→ **JOB**
What follows is a listing; give it again exactly, in its entirety.

☆ ☆ ☆

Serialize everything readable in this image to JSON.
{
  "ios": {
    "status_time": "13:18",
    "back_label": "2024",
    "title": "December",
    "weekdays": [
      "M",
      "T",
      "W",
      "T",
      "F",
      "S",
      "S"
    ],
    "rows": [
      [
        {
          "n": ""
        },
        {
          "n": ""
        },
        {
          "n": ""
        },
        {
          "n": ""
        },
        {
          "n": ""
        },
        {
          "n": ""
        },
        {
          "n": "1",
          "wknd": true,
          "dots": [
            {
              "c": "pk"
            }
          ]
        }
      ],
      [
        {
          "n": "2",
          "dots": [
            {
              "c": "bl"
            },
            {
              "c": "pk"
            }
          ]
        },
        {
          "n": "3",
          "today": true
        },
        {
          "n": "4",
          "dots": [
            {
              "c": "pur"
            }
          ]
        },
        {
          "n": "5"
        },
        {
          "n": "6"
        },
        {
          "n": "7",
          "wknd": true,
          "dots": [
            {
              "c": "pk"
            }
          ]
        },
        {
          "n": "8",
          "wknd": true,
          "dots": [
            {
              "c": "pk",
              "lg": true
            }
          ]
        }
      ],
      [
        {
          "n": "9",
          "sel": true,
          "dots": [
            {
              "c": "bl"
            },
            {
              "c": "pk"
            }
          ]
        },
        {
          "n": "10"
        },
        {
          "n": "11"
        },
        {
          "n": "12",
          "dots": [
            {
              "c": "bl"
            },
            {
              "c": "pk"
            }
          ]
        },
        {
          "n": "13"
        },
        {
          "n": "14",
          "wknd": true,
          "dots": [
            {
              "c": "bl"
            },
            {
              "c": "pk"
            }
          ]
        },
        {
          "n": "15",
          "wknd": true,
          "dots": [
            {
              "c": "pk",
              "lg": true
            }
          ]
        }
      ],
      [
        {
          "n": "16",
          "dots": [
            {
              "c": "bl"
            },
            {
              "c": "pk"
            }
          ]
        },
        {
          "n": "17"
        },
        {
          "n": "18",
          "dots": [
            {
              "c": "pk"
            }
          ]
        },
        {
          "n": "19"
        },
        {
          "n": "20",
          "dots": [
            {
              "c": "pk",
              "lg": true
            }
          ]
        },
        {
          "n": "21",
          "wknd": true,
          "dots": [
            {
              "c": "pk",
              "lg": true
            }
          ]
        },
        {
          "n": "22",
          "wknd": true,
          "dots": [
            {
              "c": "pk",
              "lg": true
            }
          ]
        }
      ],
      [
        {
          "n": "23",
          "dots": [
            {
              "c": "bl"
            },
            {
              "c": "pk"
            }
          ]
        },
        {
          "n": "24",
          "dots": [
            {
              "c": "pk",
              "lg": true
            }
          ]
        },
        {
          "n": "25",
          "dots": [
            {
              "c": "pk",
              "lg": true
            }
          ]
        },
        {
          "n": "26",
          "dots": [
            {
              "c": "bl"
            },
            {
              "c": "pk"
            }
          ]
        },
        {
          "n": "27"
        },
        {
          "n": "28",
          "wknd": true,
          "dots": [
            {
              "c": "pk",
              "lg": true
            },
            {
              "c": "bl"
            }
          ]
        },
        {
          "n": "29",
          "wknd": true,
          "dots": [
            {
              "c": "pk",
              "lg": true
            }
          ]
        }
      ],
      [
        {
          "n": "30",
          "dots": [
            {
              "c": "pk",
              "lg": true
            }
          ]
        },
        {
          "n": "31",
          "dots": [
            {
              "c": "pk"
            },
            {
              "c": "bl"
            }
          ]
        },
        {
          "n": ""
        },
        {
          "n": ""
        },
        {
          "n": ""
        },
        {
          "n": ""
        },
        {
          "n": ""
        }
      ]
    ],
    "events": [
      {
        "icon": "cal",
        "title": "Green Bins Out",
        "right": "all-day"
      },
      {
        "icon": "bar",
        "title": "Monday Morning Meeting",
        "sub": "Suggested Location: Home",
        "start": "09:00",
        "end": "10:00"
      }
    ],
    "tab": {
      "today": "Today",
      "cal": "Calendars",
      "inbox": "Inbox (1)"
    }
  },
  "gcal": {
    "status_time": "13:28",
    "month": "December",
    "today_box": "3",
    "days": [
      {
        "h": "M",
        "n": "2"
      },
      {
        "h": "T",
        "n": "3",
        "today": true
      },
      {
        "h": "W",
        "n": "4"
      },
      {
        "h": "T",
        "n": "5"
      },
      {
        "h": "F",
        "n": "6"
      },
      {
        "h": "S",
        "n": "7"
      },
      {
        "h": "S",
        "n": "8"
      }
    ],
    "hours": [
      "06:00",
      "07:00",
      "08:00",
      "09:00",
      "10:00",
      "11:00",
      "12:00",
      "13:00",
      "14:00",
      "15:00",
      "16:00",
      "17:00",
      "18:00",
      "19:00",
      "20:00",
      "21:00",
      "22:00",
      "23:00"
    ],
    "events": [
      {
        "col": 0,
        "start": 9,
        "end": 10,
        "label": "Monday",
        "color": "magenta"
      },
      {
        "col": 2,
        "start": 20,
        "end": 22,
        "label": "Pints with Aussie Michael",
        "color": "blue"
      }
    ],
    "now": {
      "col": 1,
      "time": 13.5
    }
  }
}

☆ ☆ ☆

→ **PROBLEM SOLUTION**
Serialize everything readable in this image to JSON.
{
  "ios": {
    "status_time": "13:18",
    "back_label": "2024",
    "title": "December",
    "weekdays": [
      "M",
      "T",
      "W",
      "T",
      "F",
      "S",
      "S"
    ],
    "rows": [
      [
        {
          "n": ""
        },
        {
          "n": ""
        },
        {
          "n": ""
        },
        {
          "n": ""
        },
        {
          "n": ""
        },
        {
          "n": ""
        },
        {
          "n": "1",
          "wknd": true,
          "dots": [
            {
              "c": "pk"
            }
          ]
        }
      ],
      [
        {
          "n": "2",
          "dots": [
            {
              "c": "bl"
            },
            {
              "c": "pk"
            }
          ]
        },
        {
          "n": "3",
          "today": true
        },
        {
          "n": "4",
          "dots": [
            {
              "c": "pur"
            }
          ]
        },
        {
          "n": "5"
        },
        {
          "n": "6"
        },
        {
          "n": "7",
          "wknd": true,
          "dots": [
            {
              "c": "pk"
            }
          ]
        },
        {
          "n": "8",
          "wknd": true,
          "dots": [
            {
              "c": "pk",
              "lg": true
            }
          ]
        }
      ],
      [
        {
          "n": "9",
          "sel": true,
          "dots": [
            {
              "c": "bl"
            },
            {
              "c": "pk"
            }
          ]
        },
        {
          "n": "10"
        },
        {
          "n": "11"
        },
        {
          "n": "12",
          "dots": [
            {
              "c": "bl"
            },
            {
              "c": "pk"
            }
          ]
        },
        {
          "n": "13"
        },
        {
          "n": "14",
          "wknd": true,
          "dots": [
            {
              "c": "bl"
            },
            {
              "c": "pk"
            }
          ]
        },
        {
          "n": "15",
          "wknd": true,
          "dots": [
            {
              "c": "pk",
              "lg": true
            }
          ]
        }
      ],
      [
        {
          "n": "16",
          "dots": [
            {
              "c": "bl"
            },
            {
              "c": "pk"
            }
          ]
        },
        {
          "n": "17"
        },
        {
          "n": "18",
          "dots": [
            {
              "c": "pk"
            }
          ]
        },
        {
          "n": "19"
        },
        {
          "n": "20",
          "dots": [
            {
              "c": "pk",
              "lg": true
            }
          ]
        },
        {
          "n": "21",
          "wknd": true,
          "dots": [
            {
              "c": "pk",
              "lg": true
            }
          ]
        },
        {
          "n": "22",
          "wknd": true,
          "dots": [
            {
              "c": "pk",
              "lg": true
            }
          ]
        }
      ],
      [
        {
          "n": "23",
          "dots": [
            {
              "c": "bl"
            },
            {
              "c": "pk"
            }
          ]
        },
        {
          "n": "24",
          "dots": [
            {
              "c": "pk",
              "lg": true
            }
          ]
        },
        {
          "n": "25",
          "dots": [
            {
              "c": "pk",
              "lg": true
            }
          ]
        },
        {
          "n": "26",
          "dots": [
            {
              "c": "bl"
            },
            {
              "c": "pk"
            }
          ]
        },
        {
          "n": "27"
        },
        {
          "n": "28",
          "wknd": true,
          "dots": [
            {
              "c": "pk",
              "lg": true
            },
            {
              "c": "bl"
            }
          ]
        },
        {
          "n": "29",
          "wknd": true,
          "dots": [
            {
              "c": "pk",
              "lg": true
            }
          ]
        }
      ],
      [
        {
          "n": "30",
          "dots": [
            {
              "c": "pk",
              "lg": true
            }
          ]
        },
        {
          "n": "31",
          "dots": [
            {
              "c": "pk"
            },
            {
              "c": "bl"
            }
          ]
        },
        {
          "n": ""
        },
        {
          "n": ""
        },
        {
          "n": ""
        },
        {
          "n": ""
        },
        {
          "n": ""
        }
      ]
    ],
    "events": [
      {
        "icon": "cal",
        "title": "Green Bins Out",
        "right": "all-day"
      },
      {
        "icon": "bar",
        "title": "Monday Morning Meeting",
        "sub": "Suggested Location: Home",
        "start": "09:00",
        "end": "10:00"
      }
    ],
    "tab": {
      "today": "Today",
      "cal": "Calendars",
      "inbox": "Inbox (1)"
    }
  },
  "gcal": {
    "status_time": "13:28",
    "month": "December",
    "today_box": "3",
    "days": [
      {
        "h": "M",
        "n": "2"
      },
      {
        "h": "T",
        "n": "3",
        "today": true
      },
      {
        "h": "W",
        "n": "4"
      },
      {
        "h": "T",
        "n": "5"
      },
      {
        "h": "F",
        "n": "6"
      },
      {
        "h": "S",
        "n": "7"
      },
      {
        "h": "S",
        "n": "8"
      }
    ],
    "hours": [
      "06:00",
      "07:00",
      "08:00",
      "09:00",
      "10:00",
      "11:00",
      "12:00",
      "13:00",
      "14:00",
      "15:00",
      "16:00",
      "17:00",
      "18:00",
      "19:00",
      "20:00",
      "21:00",
      "22:00",
      "23:00"
    ],
    "events": [
      {
        "col": 0,
        "start": 9,
        "end": 10,
        "label": "Monday",
        "color": "magenta"
      },
      {
        "col": 2,
        "start": 20,
        "end": 22,
        "label": "Pints with Aussie Michael",
        "color": "blue"
      }
    ],
    "now": {
      "col": 1,
      "time": 13.5
    }
  }
}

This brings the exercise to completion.